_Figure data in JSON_
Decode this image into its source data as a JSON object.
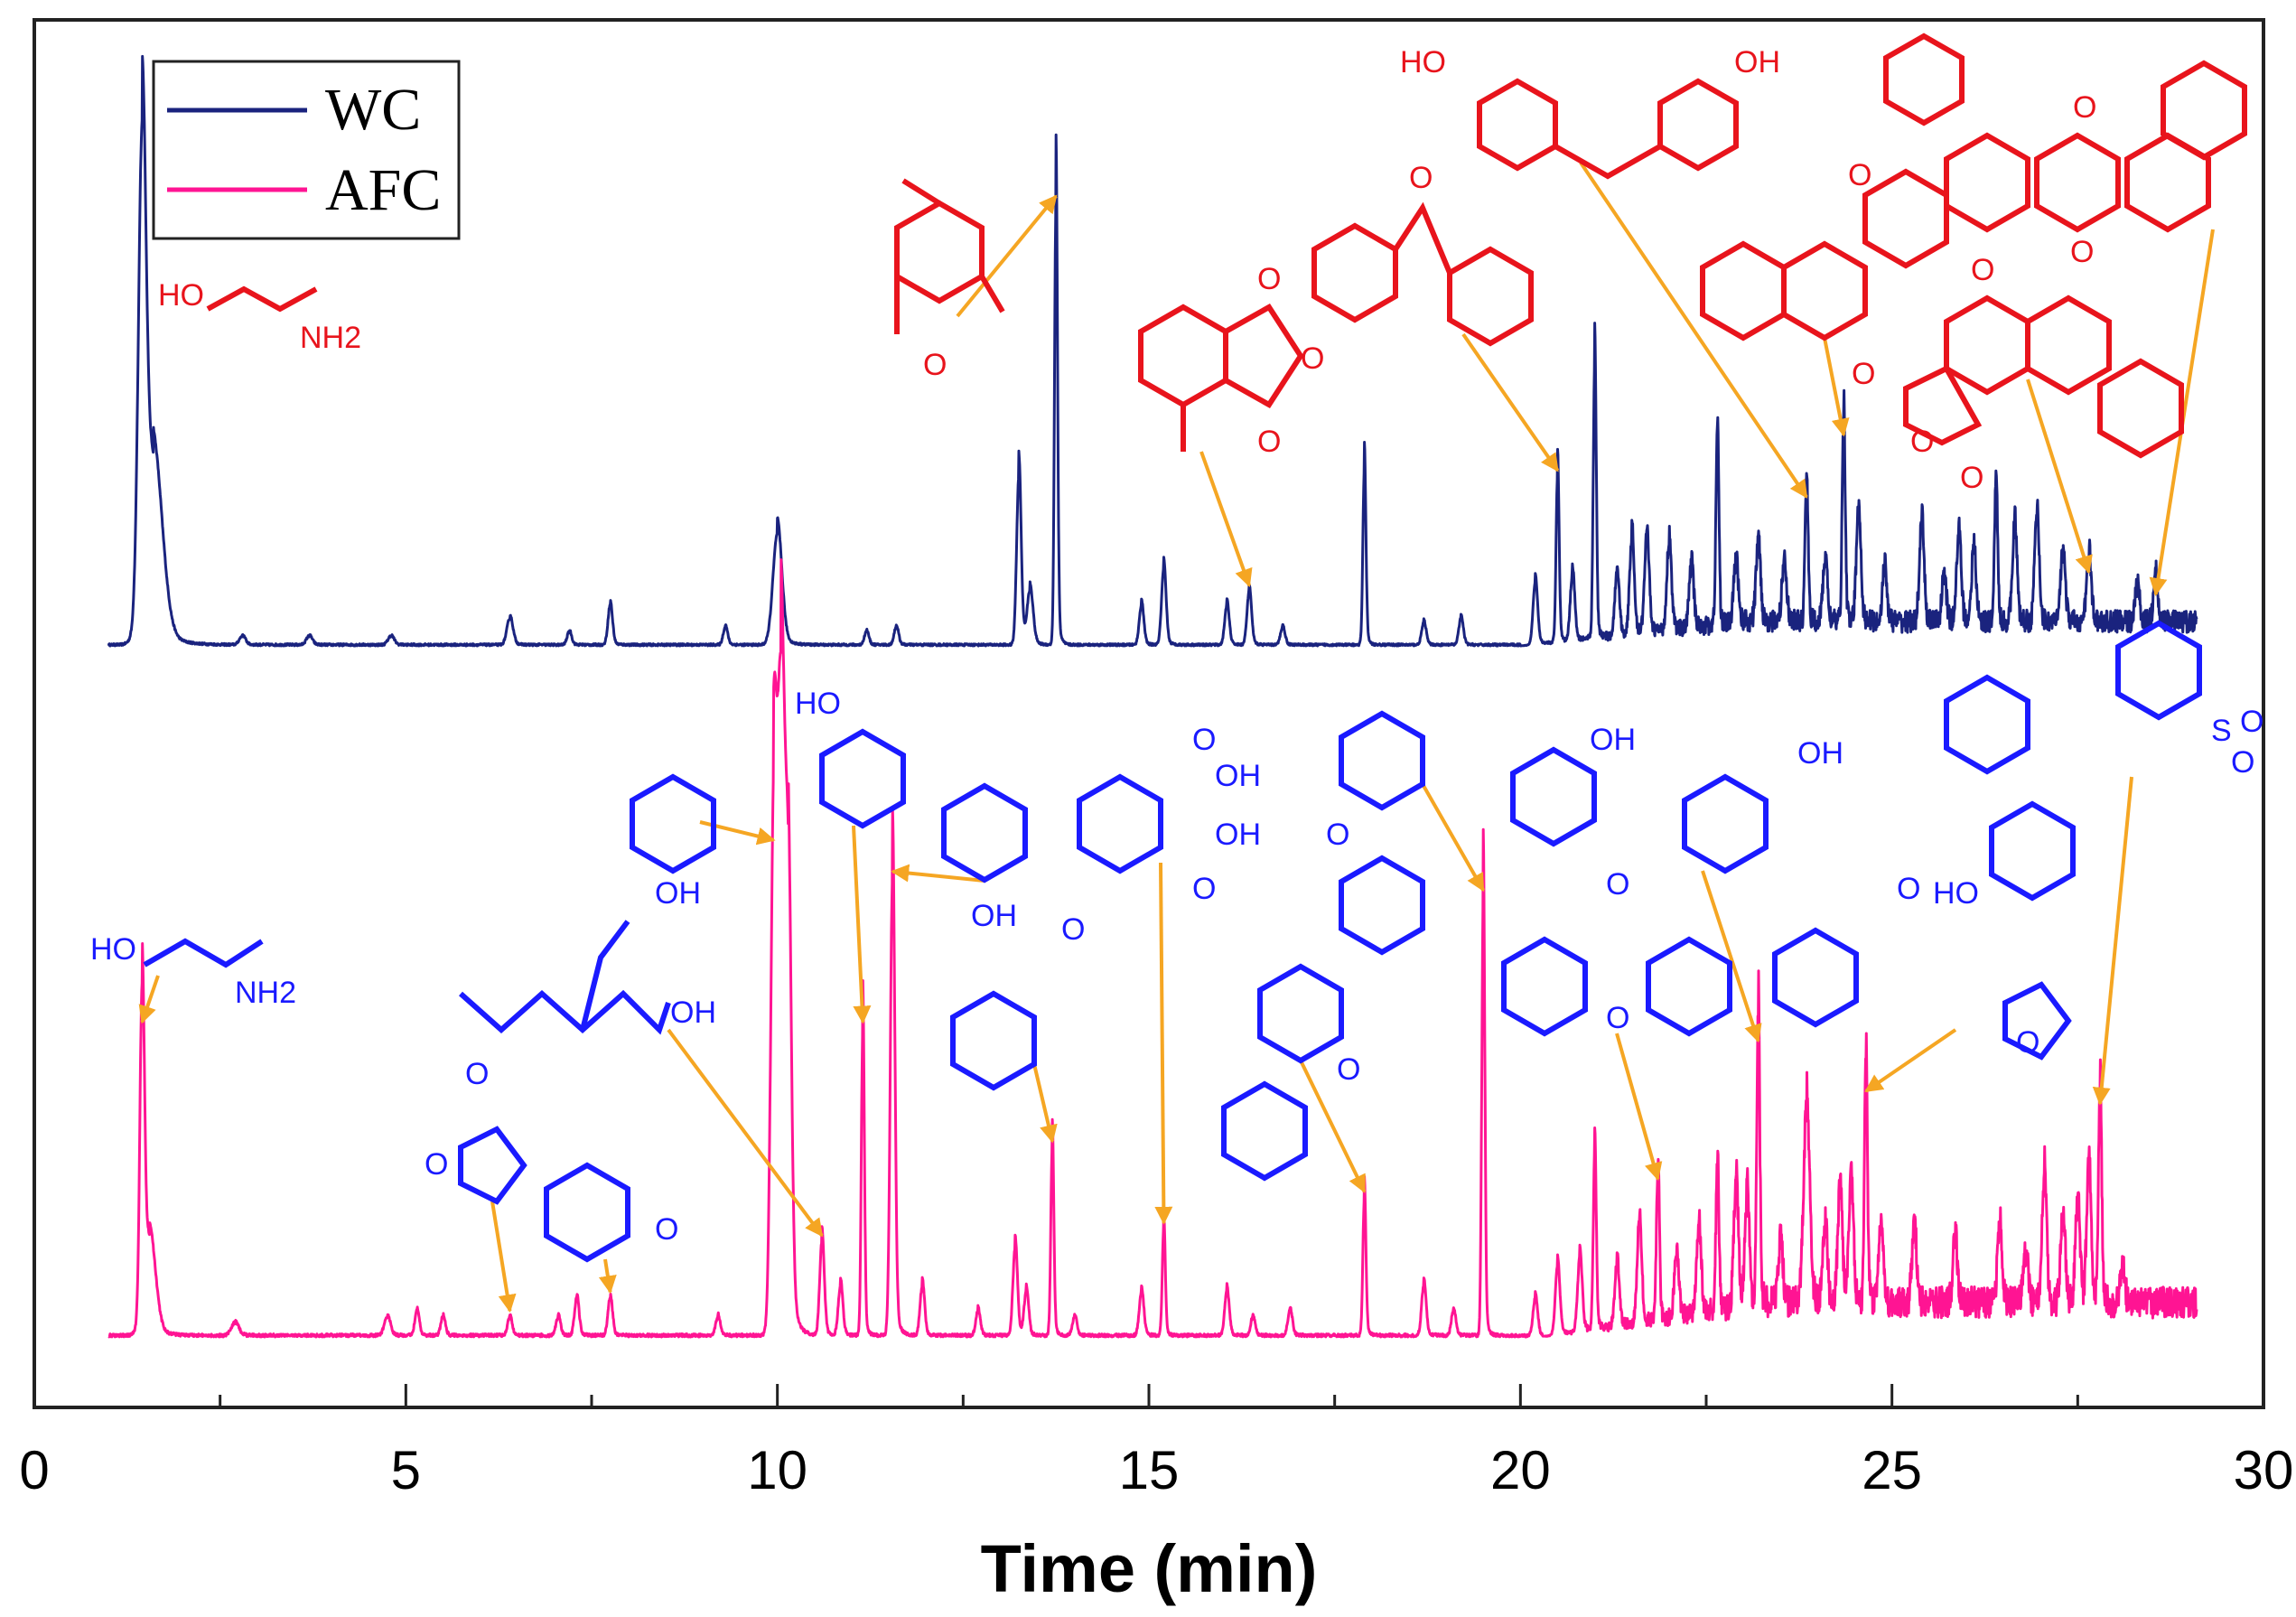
{
  "chart_data": {
    "type": "line",
    "title": "",
    "xlabel": "Time (min)",
    "ylabel": "",
    "xlim": [
      0,
      30
    ],
    "xticks": [
      "0",
      "5",
      "10",
      "15",
      "20",
      "25",
      "30"
    ],
    "grid": false,
    "legend_position": "top-left",
    "series": [
      {
        "name": "WC",
        "color": "#1a237e",
        "baseline": 0,
        "noise_start": 20.0,
        "peaks": [
          [
            1.45,
            100,
            0.05
          ],
          [
            1.6,
            40,
            0.12
          ],
          [
            2.8,
            2,
            0.04
          ],
          [
            3.7,
            2,
            0.04
          ],
          [
            4.8,
            2,
            0.04
          ],
          [
            6.4,
            6,
            0.04
          ],
          [
            7.2,
            3,
            0.03
          ],
          [
            7.75,
            9,
            0.03
          ],
          [
            9.3,
            4,
            0.03
          ],
          [
            10.0,
            25,
            0.06
          ],
          [
            11.2,
            3,
            0.03
          ],
          [
            11.6,
            4,
            0.03
          ],
          [
            13.25,
            38,
            0.03
          ],
          [
            13.4,
            12,
            0.04
          ],
          [
            13.75,
            100,
            0.02
          ],
          [
            14.9,
            9,
            0.03
          ],
          [
            15.2,
            17,
            0.03
          ],
          [
            16.05,
            9,
            0.03
          ],
          [
            16.35,
            12,
            0.03
          ],
          [
            16.8,
            4,
            0.03
          ],
          [
            17.9,
            40,
            0.02
          ],
          [
            18.7,
            5,
            0.03
          ],
          [
            19.2,
            6,
            0.03
          ],
          [
            20.2,
            14,
            0.03
          ],
          [
            20.5,
            38,
            0.02
          ],
          [
            20.7,
            15,
            0.03
          ],
          [
            21.0,
            62,
            0.02
          ],
          [
            21.3,
            14,
            0.03
          ],
          [
            21.5,
            22,
            0.03
          ],
          [
            21.7,
            22,
            0.03
          ],
          [
            22.0,
            20,
            0.03
          ],
          [
            22.3,
            14,
            0.03
          ],
          [
            22.65,
            43,
            0.02
          ],
          [
            22.9,
            14,
            0.03
          ],
          [
            23.2,
            18,
            0.03
          ],
          [
            23.55,
            14,
            0.03
          ],
          [
            23.85,
            32,
            0.02
          ],
          [
            24.1,
            14,
            0.03
          ],
          [
            24.35,
            46,
            0.02
          ],
          [
            24.55,
            25,
            0.03
          ],
          [
            24.9,
            12,
            0.03
          ],
          [
            25.4,
            22,
            0.03
          ],
          [
            25.7,
            10,
            0.03
          ],
          [
            25.9,
            20,
            0.03
          ],
          [
            26.1,
            16,
            0.03
          ],
          [
            26.4,
            32,
            0.02
          ],
          [
            26.65,
            22,
            0.03
          ],
          [
            26.95,
            24,
            0.03
          ],
          [
            27.3,
            16,
            0.03
          ],
          [
            27.65,
            15,
            0.03
          ],
          [
            28.3,
            8,
            0.03
          ],
          [
            28.55,
            10,
            0.03
          ]
        ]
      },
      {
        "name": "AFC",
        "color": "#ff1493",
        "baseline": 0,
        "noise_start": 20.3,
        "peaks": [
          [
            1.45,
            49,
            0.03
          ],
          [
            1.55,
            15,
            0.08
          ],
          [
            2.7,
            2,
            0.05
          ],
          [
            4.75,
            3,
            0.04
          ],
          [
            5.15,
            4,
            0.03
          ],
          [
            5.5,
            3,
            0.03
          ],
          [
            6.4,
            3,
            0.03
          ],
          [
            7.05,
            3,
            0.03
          ],
          [
            7.3,
            6,
            0.03
          ],
          [
            7.75,
            6,
            0.03
          ],
          [
            9.2,
            3,
            0.03
          ],
          [
            9.95,
            78,
            0.04
          ],
          [
            10.05,
            100,
            0.05
          ],
          [
            10.15,
            60,
            0.04
          ],
          [
            10.6,
            15,
            0.03
          ],
          [
            10.85,
            8,
            0.03
          ],
          [
            11.15,
            49,
            0.02
          ],
          [
            11.55,
            73,
            0.03
          ],
          [
            11.95,
            8,
            0.03
          ],
          [
            12.7,
            4,
            0.03
          ],
          [
            13.2,
            14,
            0.03
          ],
          [
            13.35,
            7,
            0.03
          ],
          [
            13.7,
            30,
            0.02
          ],
          [
            14.0,
            3,
            0.03
          ],
          [
            14.9,
            7,
            0.03
          ],
          [
            15.2,
            17,
            0.02
          ],
          [
            16.05,
            7,
            0.03
          ],
          [
            16.4,
            3,
            0.03
          ],
          [
            16.9,
            4,
            0.03
          ],
          [
            17.9,
            22,
            0.02
          ],
          [
            18.7,
            8,
            0.03
          ],
          [
            19.1,
            4,
            0.03
          ],
          [
            19.5,
            70,
            0.02
          ],
          [
            20.2,
            6,
            0.03
          ],
          [
            20.5,
            11,
            0.03
          ],
          [
            20.8,
            12,
            0.03
          ],
          [
            21.0,
            28,
            0.02
          ],
          [
            21.3,
            10,
            0.03
          ],
          [
            21.6,
            16,
            0.03
          ],
          [
            21.85,
            24,
            0.02
          ],
          [
            22.1,
            10,
            0.03
          ],
          [
            22.4,
            14,
            0.03
          ],
          [
            22.65,
            23,
            0.02
          ],
          [
            22.9,
            20,
            0.03
          ],
          [
            23.05,
            18,
            0.03
          ],
          [
            23.2,
            46,
            0.02
          ],
          [
            23.5,
            10,
            0.03
          ],
          [
            23.85,
            31,
            0.04
          ],
          [
            24.1,
            12,
            0.03
          ],
          [
            24.3,
            18,
            0.03
          ],
          [
            24.45,
            20,
            0.03
          ],
          [
            24.65,
            38,
            0.02
          ],
          [
            24.85,
            12,
            0.03
          ],
          [
            25.3,
            12,
            0.03
          ],
          [
            25.85,
            10,
            0.03
          ],
          [
            26.45,
            12,
            0.03
          ],
          [
            26.8,
            8,
            0.03
          ],
          [
            27.05,
            20,
            0.03
          ],
          [
            27.3,
            14,
            0.03
          ],
          [
            27.5,
            16,
            0.03
          ],
          [
            27.65,
            22,
            0.03
          ],
          [
            27.8,
            36,
            0.02
          ],
          [
            28.1,
            6,
            0.03
          ]
        ]
      }
    ],
    "annotations": {
      "WC": [
        {
          "compound": "2-aminoethanol",
          "labels": [
            "HO",
            "NH2"
          ],
          "peak_time": 1.45
        },
        {
          "compound": "2,5-dimethylbenzaldehyde",
          "labels": [
            "O"
          ],
          "peak_time": 13.75
        },
        {
          "compound": "3-methylphthalic anhydride",
          "labels": [
            "O",
            "O",
            "O"
          ],
          "peak_time": 16.35
        },
        {
          "compound": "9-fluorenone",
          "labels": [
            "O"
          ],
          "peak_time": 20.5
        },
        {
          "compound": "4,4'-dihydroxydiphenylmethane",
          "labels": [
            "HO",
            "OH"
          ],
          "peak_time": 23.85
        },
        {
          "compound": "benzo[h]flavone",
          "labels": [
            "O",
            "O"
          ],
          "peak_time": 24.35
        },
        {
          "compound": "phenanthrene-dicarboxylic anhydride",
          "labels": [
            "O",
            "O",
            "O"
          ],
          "peak_time": 27.65
        },
        {
          "compound": "benzo[a]xanthone",
          "labels": [
            "O",
            "O"
          ],
          "peak_time": 28.55
        }
      ],
      "AFC": [
        {
          "compound": "2-aminoethanol",
          "labels": [
            "HO",
            "NH2"
          ],
          "peak_time": 1.45
        },
        {
          "compound": "3-furaldehyde",
          "labels": [
            "O",
            "O"
          ],
          "peak_time": 6.4
        },
        {
          "compound": "anisole",
          "labels": [
            "O"
          ],
          "peak_time": 7.75
        },
        {
          "compound": "phenol",
          "labels": [
            "OH"
          ],
          "peak_time": 9.95
        },
        {
          "compound": "2-ethylhexanol",
          "labels": [
            "OH"
          ],
          "peak_time": 10.6
        },
        {
          "compound": "o-cresol",
          "labels": [
            "HO"
          ],
          "peak_time": 11.15
        },
        {
          "compound": "p-cresol",
          "labels": [
            "OH"
          ],
          "peak_time": 11.55
        },
        {
          "compound": "2,4-dimethylbenzaldehyde",
          "labels": [
            "O"
          ],
          "peak_time": 13.7
        },
        {
          "compound": "phthalic acid",
          "labels": [
            "O",
            "OH",
            "O",
            "OH"
          ],
          "peak_time": 15.2
        },
        {
          "compound": "dibenzofuran",
          "labels": [
            "O"
          ],
          "peak_time": 17.9
        },
        {
          "compound": "xanthene",
          "labels": [
            "O"
          ],
          "peak_time": 19.5
        },
        {
          "compound": "xanthone",
          "labels": [
            "O",
            "O"
          ],
          "peak_time": 21.85
        },
        {
          "compound": "2,4'-dihydroxydiphenylmethane",
          "labels": [
            "OH",
            "OH"
          ],
          "peak_time": 23.2
        },
        {
          "compound": "2-(furylmethylene)indanone",
          "labels": [
            "O",
            "O"
          ],
          "peak_time": 24.65
        },
        {
          "compound": "phenol-substituted benzothiophene dioxide",
          "labels": [
            "HO",
            "S",
            "O",
            "O"
          ],
          "peak_time": 27.8
        }
      ]
    }
  }
}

_EXERCISE DIRECTIONS_
Figure out how many lines above include the string "anhydride", then report that number and nothing else.

_RIGHT ANSWER_
2